**Provided data**
---------------

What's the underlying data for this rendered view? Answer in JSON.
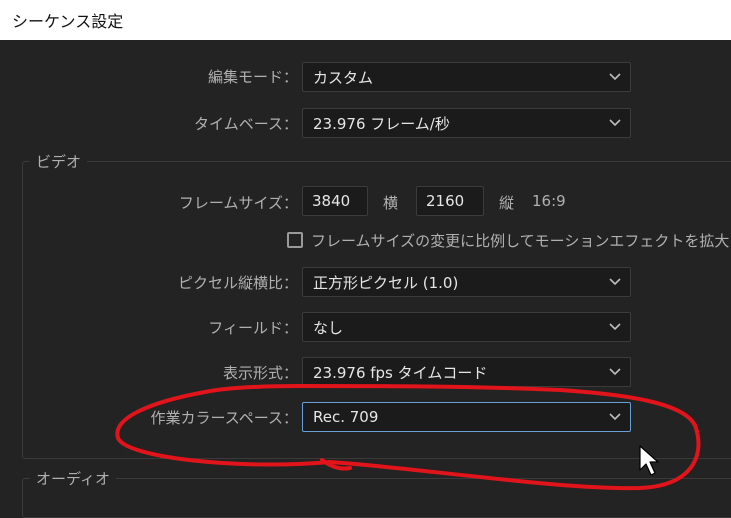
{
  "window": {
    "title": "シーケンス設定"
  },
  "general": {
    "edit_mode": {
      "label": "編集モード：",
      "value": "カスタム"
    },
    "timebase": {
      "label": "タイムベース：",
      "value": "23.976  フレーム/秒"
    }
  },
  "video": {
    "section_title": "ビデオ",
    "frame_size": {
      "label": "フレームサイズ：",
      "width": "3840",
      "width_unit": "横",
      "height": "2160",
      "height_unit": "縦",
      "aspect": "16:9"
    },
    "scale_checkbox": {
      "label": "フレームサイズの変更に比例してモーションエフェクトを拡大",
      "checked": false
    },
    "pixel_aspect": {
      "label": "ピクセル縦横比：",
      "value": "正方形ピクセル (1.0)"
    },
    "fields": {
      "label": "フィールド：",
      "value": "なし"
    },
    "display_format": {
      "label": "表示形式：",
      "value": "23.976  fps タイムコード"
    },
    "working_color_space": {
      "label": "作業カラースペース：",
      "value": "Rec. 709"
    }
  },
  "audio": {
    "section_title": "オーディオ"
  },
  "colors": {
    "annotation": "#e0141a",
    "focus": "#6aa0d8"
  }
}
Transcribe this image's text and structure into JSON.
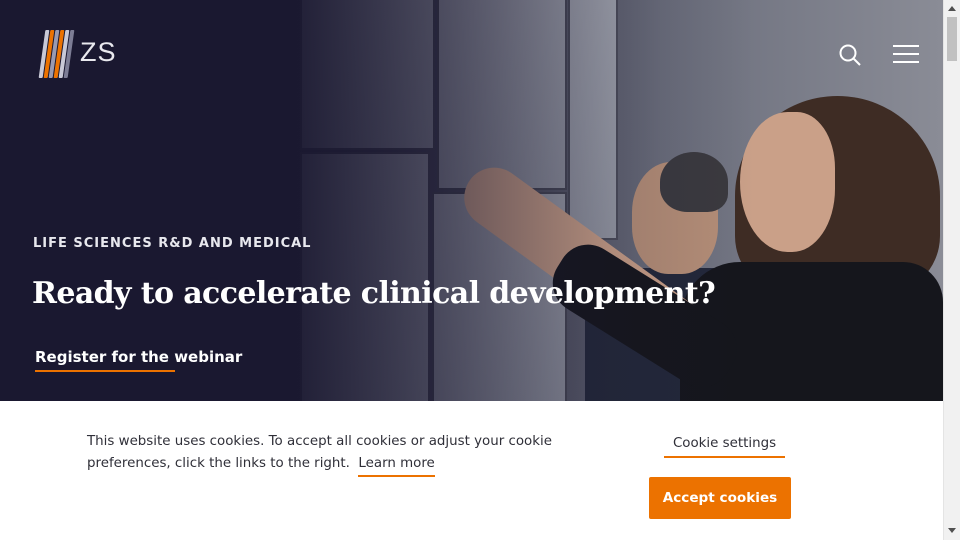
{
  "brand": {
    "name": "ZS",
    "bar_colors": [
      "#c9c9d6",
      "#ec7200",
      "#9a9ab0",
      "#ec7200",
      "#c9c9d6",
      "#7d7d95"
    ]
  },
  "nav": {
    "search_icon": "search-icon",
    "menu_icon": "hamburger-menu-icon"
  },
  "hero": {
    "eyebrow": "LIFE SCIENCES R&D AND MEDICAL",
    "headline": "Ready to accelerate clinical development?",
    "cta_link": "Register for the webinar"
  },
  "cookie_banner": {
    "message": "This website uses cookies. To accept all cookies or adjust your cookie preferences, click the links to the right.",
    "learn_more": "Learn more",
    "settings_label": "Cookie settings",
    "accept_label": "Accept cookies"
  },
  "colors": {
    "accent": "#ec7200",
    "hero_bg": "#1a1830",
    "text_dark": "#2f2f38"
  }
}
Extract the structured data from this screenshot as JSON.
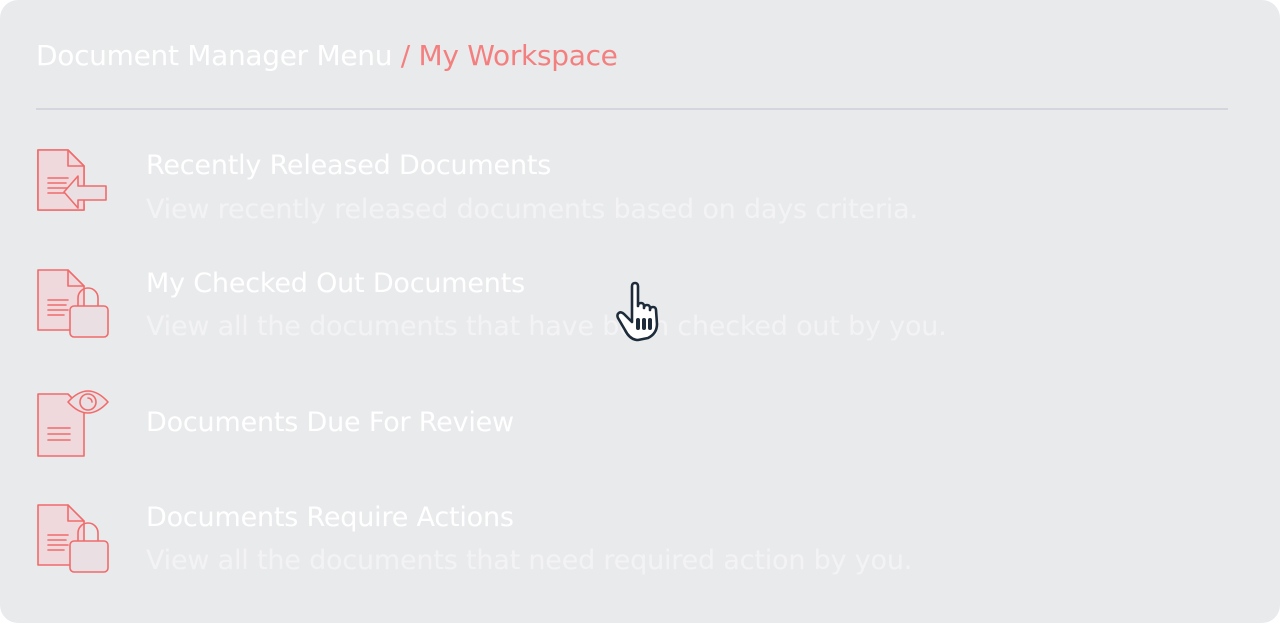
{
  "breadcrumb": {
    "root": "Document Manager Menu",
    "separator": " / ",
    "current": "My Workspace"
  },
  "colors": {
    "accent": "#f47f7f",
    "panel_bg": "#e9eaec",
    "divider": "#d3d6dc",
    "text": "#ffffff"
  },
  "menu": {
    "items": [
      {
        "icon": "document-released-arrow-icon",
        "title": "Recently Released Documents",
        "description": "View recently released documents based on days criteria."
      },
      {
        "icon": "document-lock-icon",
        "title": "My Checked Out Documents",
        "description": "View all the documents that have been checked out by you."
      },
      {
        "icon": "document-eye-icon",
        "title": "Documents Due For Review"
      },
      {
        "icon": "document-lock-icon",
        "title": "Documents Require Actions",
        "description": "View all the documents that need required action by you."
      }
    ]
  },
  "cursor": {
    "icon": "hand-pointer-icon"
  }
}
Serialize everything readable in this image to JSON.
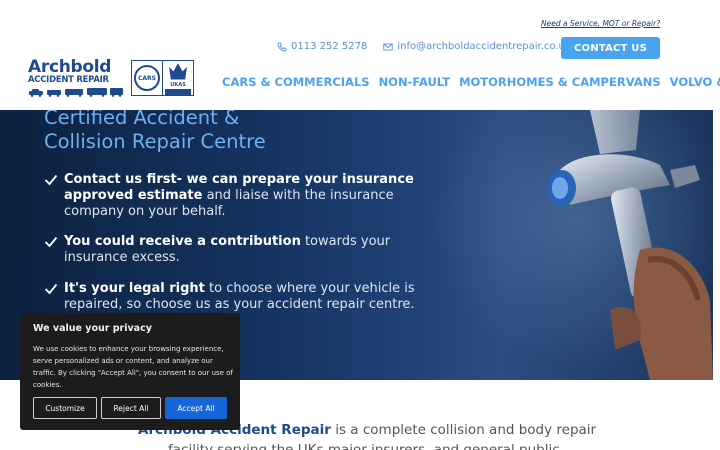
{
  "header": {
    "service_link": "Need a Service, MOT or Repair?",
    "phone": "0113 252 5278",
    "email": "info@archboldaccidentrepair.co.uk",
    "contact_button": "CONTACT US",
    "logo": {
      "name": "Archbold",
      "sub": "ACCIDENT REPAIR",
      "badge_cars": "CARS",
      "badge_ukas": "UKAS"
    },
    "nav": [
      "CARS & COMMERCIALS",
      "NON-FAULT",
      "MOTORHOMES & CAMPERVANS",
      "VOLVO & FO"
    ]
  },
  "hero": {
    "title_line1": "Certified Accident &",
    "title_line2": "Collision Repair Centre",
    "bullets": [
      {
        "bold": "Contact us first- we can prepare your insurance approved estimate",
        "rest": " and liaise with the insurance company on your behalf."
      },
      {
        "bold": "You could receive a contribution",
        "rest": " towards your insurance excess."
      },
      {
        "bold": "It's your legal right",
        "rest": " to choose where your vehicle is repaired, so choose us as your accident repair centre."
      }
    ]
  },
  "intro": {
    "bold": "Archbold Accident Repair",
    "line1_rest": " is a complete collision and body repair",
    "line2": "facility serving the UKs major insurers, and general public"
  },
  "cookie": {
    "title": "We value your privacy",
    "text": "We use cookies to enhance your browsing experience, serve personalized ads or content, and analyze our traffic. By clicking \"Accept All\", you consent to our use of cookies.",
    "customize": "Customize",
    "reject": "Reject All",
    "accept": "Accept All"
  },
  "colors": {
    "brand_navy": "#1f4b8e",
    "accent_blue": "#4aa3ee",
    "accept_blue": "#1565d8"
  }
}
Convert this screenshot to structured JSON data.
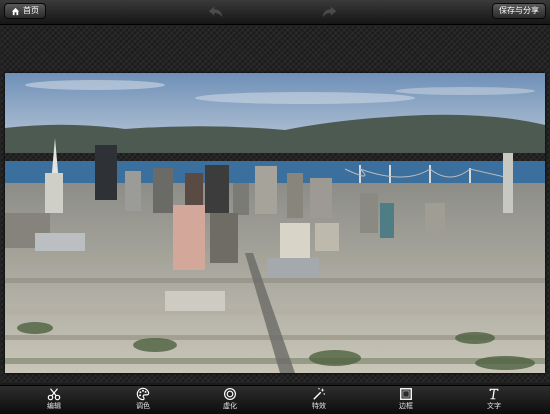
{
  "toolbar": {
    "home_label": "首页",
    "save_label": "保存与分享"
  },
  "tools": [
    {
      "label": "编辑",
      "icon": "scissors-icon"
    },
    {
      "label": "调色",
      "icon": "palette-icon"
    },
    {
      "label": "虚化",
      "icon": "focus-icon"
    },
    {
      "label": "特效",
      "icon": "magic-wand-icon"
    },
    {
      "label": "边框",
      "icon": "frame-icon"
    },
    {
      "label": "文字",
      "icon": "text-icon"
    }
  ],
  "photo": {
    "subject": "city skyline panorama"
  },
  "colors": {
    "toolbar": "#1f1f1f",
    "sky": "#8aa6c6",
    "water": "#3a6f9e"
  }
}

---------------

**Directions for this task**
Make an exact copy of the whole listing, but don't bring over any pictures.

**Exercise output**
What's the underlying data for this rendered view? Answer in JSON.
{
  "window": {
    "title": "シーケンス設定"
  },
  "general": {
    "edit_mode": {
      "label": "編集モード：",
      "value": "カスタム"
    },
    "timebase": {
      "label": "タイムベース：",
      "value": "23.976  フレーム/秒"
    }
  },
  "video": {
    "section_title": "ビデオ",
    "frame_size": {
      "label": "フレームサイズ：",
      "width": "3840",
      "width_unit": "横",
      "height": "2160",
      "height_unit": "縦",
      "aspect": "16:9"
    },
    "scale_checkbox": {
      "label": "フレームサイズの変更に比例してモーションエフェクトを拡大",
      "checked": false
    },
    "pixel_aspect": {
      "label": "ピクセル縦横比：",
      "value": "正方形ピクセル (1.0)"
    },
    "fields": {
      "label": "フィールド：",
      "value": "なし"
    },
    "display_format": {
      "label": "表示形式：",
      "value": "23.976  fps タイムコード"
    },
    "working_color_space": {
      "label": "作業カラースペース：",
      "value": "Rec. 709"
    }
  },
  "audio": {
    "section_title": "オーディオ"
  },
  "colors": {
    "annotation": "#e0141a",
    "focus": "#6aa0d8"
  }
}
Transcribe this image's text and structure into JSON.
{
  "brand": {
    "name": "ZS",
    "bar_colors": [
      "#c9c9d6",
      "#ec7200",
      "#9a9ab0",
      "#ec7200",
      "#c9c9d6",
      "#7d7d95"
    ]
  },
  "nav": {
    "search_icon": "search-icon",
    "menu_icon": "hamburger-menu-icon"
  },
  "hero": {
    "eyebrow": "LIFE SCIENCES R&D AND MEDICAL",
    "headline": "Ready to accelerate clinical development?",
    "cta_link": "Register for the webinar"
  },
  "cookie_banner": {
    "message": "This website uses cookies. To accept all cookies or adjust your cookie preferences, click the links to the right.",
    "learn_more": "Learn more",
    "settings_label": "Cookie settings",
    "accept_label": "Accept cookies"
  },
  "colors": {
    "accent": "#ec7200",
    "hero_bg": "#1a1830",
    "text_dark": "#2f2f38"
  }
}
Extract the structured data from this screenshot as JSON.
{
  "breadcrumb": {
    "root": "Document Manager Menu",
    "separator": " / ",
    "current": "My Workspace"
  },
  "colors": {
    "accent": "#f47f7f",
    "panel_bg": "#e9eaec",
    "divider": "#d3d6dc",
    "text": "#ffffff"
  },
  "menu": {
    "items": [
      {
        "icon": "document-released-arrow-icon",
        "title": "Recently Released Documents",
        "description": "View recently released documents based on days criteria."
      },
      {
        "icon": "document-lock-icon",
        "title": "My Checked Out Documents",
        "description": "View all the documents that have been checked out by you."
      },
      {
        "icon": "document-eye-icon",
        "title": "Documents Due For Review"
      },
      {
        "icon": "document-lock-icon",
        "title": "Documents Require Actions",
        "description": "View all the documents that need required action by you."
      }
    ]
  },
  "cursor": {
    "icon": "hand-pointer-icon"
  }
}
Serialize everything readable in this image to JSON.
{
  "header": {
    "service_link": "Need a Service, MOT or Repair?",
    "phone": "0113 252 5278",
    "email": "info@archboldaccidentrepair.co.uk",
    "contact_button": "CONTACT US",
    "logo": {
      "name": "Archbold",
      "sub": "ACCIDENT REPAIR",
      "badge_cars": "CARS",
      "badge_ukas": "UKAS"
    },
    "nav": [
      "CARS & COMMERCIALS",
      "NON-FAULT",
      "MOTORHOMES & CAMPERVANS",
      "VOLVO & FO"
    ]
  },
  "hero": {
    "title_line1": "Certified Accident &",
    "title_line2": "Collision Repair Centre",
    "bullets": [
      {
        "bold": "Contact us first- we can prepare your insurance approved estimate",
        "rest": " and liaise with the insurance company on your behalf."
      },
      {
        "bold": "You could receive a contribution",
        "rest": " towards your insurance excess."
      },
      {
        "bold": "It's your legal right",
        "rest": " to choose where your vehicle is repaired, so choose us as your accident repair centre."
      }
    ]
  },
  "intro": {
    "bold": "Archbold Accident Repair",
    "line1_rest": " is a complete collision and body repair",
    "line2": "facility serving the UKs major insurers, and general public"
  },
  "cookie": {
    "title": "We value your privacy",
    "text": "We use cookies to enhance your browsing experience, serve personalized ads or content, and analyze our traffic. By clicking \"Accept All\", you consent to our use of cookies.",
    "customize": "Customize",
    "reject": "Reject All",
    "accept": "Accept All"
  },
  "colors": {
    "brand_navy": "#1f4b8e",
    "accent_blue": "#4aa3ee",
    "accept_blue": "#1565d8"
  }
}
Convert this screenshot to structured JSON data.
{
  "toolbar": {
    "home_label": "首页",
    "save_label": "保存与分享"
  },
  "tools": [
    {
      "label": "编辑",
      "icon": "scissors-icon"
    },
    {
      "label": "调色",
      "icon": "palette-icon"
    },
    {
      "label": "虚化",
      "icon": "focus-icon"
    },
    {
      "label": "特效",
      "icon": "magic-wand-icon"
    },
    {
      "label": "边框",
      "icon": "frame-icon"
    },
    {
      "label": "文字",
      "icon": "text-icon"
    }
  ],
  "photo": {
    "subject": "city skyline panorama"
  },
  "colors": {
    "toolbar": "#1f1f1f",
    "sky": "#8aa6c6",
    "water": "#3a6f9e"
  }
}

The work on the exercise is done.